Source data:
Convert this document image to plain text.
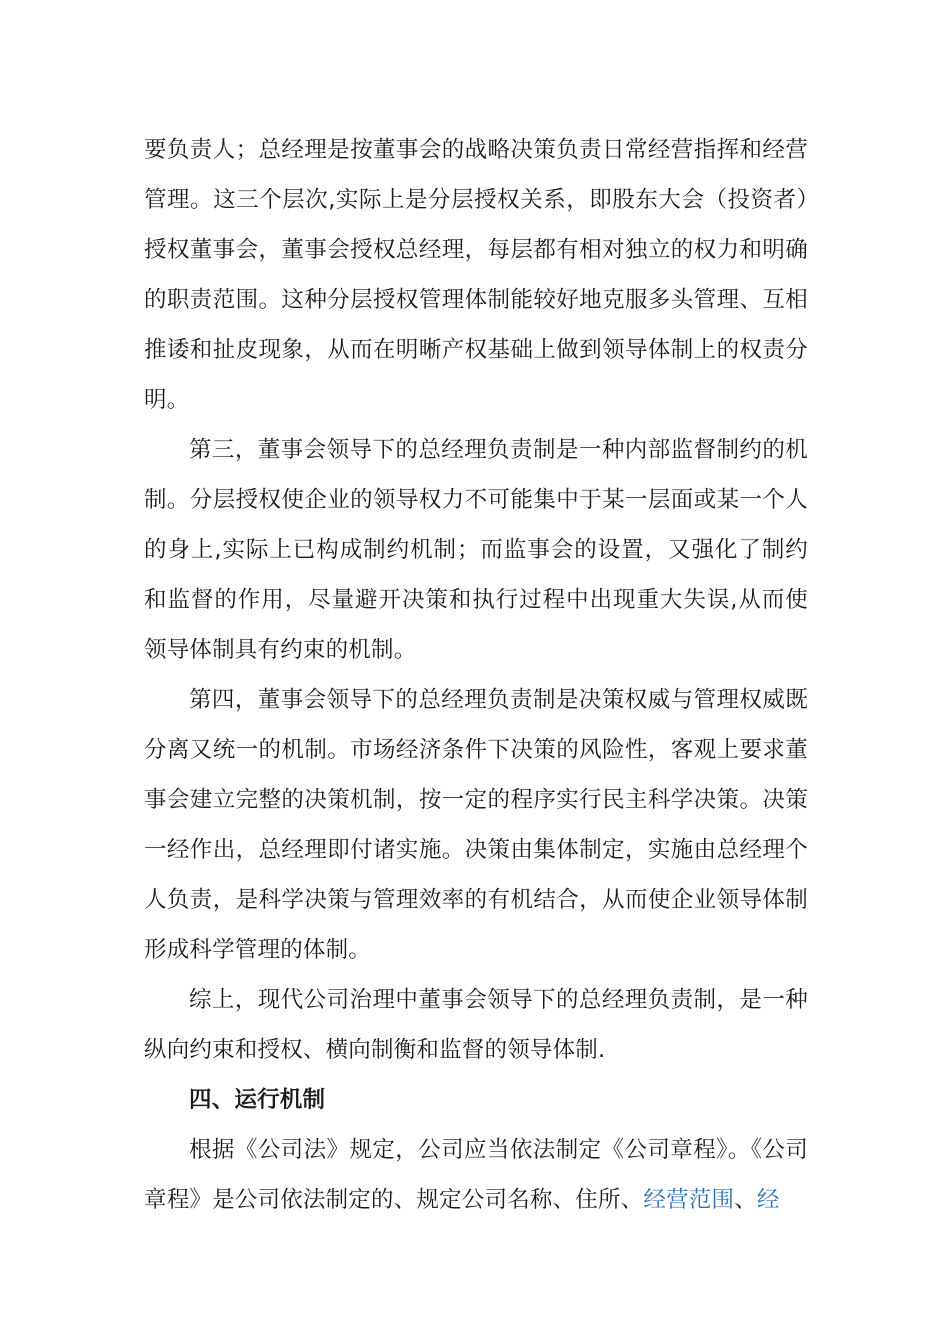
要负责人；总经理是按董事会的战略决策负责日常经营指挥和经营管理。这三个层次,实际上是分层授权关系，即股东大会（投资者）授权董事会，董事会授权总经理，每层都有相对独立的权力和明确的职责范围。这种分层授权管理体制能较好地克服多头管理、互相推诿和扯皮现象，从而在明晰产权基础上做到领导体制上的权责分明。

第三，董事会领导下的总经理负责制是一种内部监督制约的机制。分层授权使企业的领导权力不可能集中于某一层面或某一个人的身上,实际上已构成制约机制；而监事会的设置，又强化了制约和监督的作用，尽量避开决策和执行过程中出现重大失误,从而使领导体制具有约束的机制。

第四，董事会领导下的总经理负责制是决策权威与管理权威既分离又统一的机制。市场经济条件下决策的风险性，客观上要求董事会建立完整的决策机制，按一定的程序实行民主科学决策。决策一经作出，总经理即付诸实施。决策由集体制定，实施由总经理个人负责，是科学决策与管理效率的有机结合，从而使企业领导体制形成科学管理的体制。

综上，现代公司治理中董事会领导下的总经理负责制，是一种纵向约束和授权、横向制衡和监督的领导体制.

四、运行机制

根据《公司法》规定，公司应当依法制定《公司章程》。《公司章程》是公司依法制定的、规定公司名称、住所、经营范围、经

YOUR TASK: Output each line exactly; omit every picture.

ANSWER TO THIS TASK:
Convert this document image to plain text.
要负责人；总经理是按董事会的战略决策负责日常经营指挥和经营管理。这三个层次,实际上是分层授权关系，即股东大会（投资者）授权董事会，董事会授权总经理，每层都有相对独立的权力和明确的职责范围。这种分层授权管理体制能较好地克服多头管理、互相推诿和扯皮现象，从而在明晰产权基础上做到领导体制上的权责分明。

第三，董事会领导下的总经理负责制是一种内部监督制约的机制。分层授权使企业的领导权力不可能集中于某一层面或某一个人的身上,实际上已构成制约机制；而监事会的设置，又强化了制约和监督的作用，尽量避开决策和执行过程中出现重大失误,从而使领导体制具有约束的机制。

第四，董事会领导下的总经理负责制是决策权威与管理权威既分离又统一的机制。市场经济条件下决策的风险性，客观上要求董事会建立完整的决策机制，按一定的程序实行民主科学决策。决策一经作出，总经理即付诸实施。决策由集体制定，实施由总经理个人负责，是科学决策与管理效率的有机结合，从而使企业领导体制形成科学管理的体制。

综上，现代公司治理中董事会领导下的总经理负责制，是一种纵向约束和授权、横向制衡和监督的领导体制.

四、运行机制

根据《公司法》规定，公司应当依法制定《公司章程》。《公司章程》是公司依法制定的、规定公司名称、住所、经营范围、经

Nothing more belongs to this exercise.